### TASK REQUIREMENTS
Extract the full listing verbatim and drop any pictures from your copy.
start
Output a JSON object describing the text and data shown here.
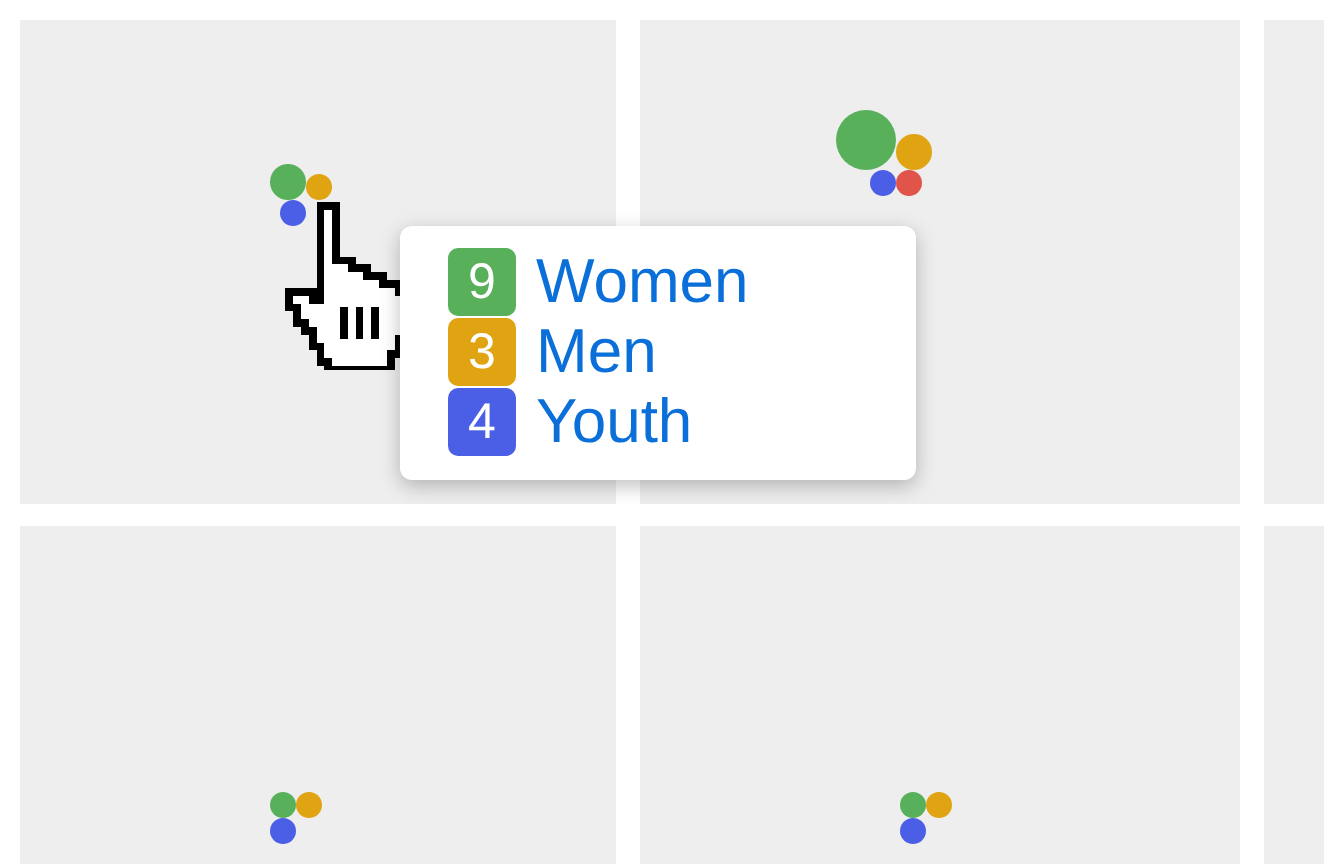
{
  "tiles": [
    {
      "dots": [
        {
          "color": "#58b05b",
          "kind": "medium"
        },
        {
          "color": "#e0a311",
          "kind": "small"
        },
        {
          "color": "#4b5fe6",
          "kind": "small"
        }
      ]
    },
    {
      "dots": [
        {
          "color": "#58b05b",
          "kind": "large"
        },
        {
          "color": "#e0a311",
          "kind": "medium"
        },
        {
          "color": "#4b5fe6",
          "kind": "small"
        },
        {
          "color": "#e0544a",
          "kind": "small"
        }
      ]
    },
    {
      "dots": [
        {
          "color": "#58b05b",
          "kind": "small"
        },
        {
          "color": "#e0a311",
          "kind": "small"
        },
        {
          "color": "#4b5fe6",
          "kind": "small"
        }
      ]
    },
    {
      "dots": [
        {
          "color": "#58b05b",
          "kind": "small"
        },
        {
          "color": "#e0a311",
          "kind": "small"
        },
        {
          "color": "#4b5fe6",
          "kind": "small"
        }
      ]
    }
  ],
  "tooltip": {
    "items": [
      {
        "count": "9",
        "label": "Women",
        "color": "#58b05b"
      },
      {
        "count": "3",
        "label": "Men",
        "color": "#e0a311"
      },
      {
        "count": "4",
        "label": "Youth",
        "color": "#4b5fe6"
      }
    ]
  }
}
end
### CORRECT OUTPUT
Output a JSON object describing the text and data shown here.
{
  "tiles": [
    {
      "dots": [
        {
          "color": "#58b05b",
          "kind": "medium"
        },
        {
          "color": "#e0a311",
          "kind": "small"
        },
        {
          "color": "#4b5fe6",
          "kind": "small"
        }
      ]
    },
    {
      "dots": [
        {
          "color": "#58b05b",
          "kind": "large"
        },
        {
          "color": "#e0a311",
          "kind": "medium"
        },
        {
          "color": "#4b5fe6",
          "kind": "small"
        },
        {
          "color": "#e0544a",
          "kind": "small"
        }
      ]
    },
    {
      "dots": [
        {
          "color": "#58b05b",
          "kind": "small"
        },
        {
          "color": "#e0a311",
          "kind": "small"
        },
        {
          "color": "#4b5fe6",
          "kind": "small"
        }
      ]
    },
    {
      "dots": [
        {
          "color": "#58b05b",
          "kind": "small"
        },
        {
          "color": "#e0a311",
          "kind": "small"
        },
        {
          "color": "#4b5fe6",
          "kind": "small"
        }
      ]
    }
  ],
  "tooltip": {
    "items": [
      {
        "count": "9",
        "label": "Women",
        "color": "#58b05b"
      },
      {
        "count": "3",
        "label": "Men",
        "color": "#e0a311"
      },
      {
        "count": "4",
        "label": "Youth",
        "color": "#4b5fe6"
      }
    ]
  }
}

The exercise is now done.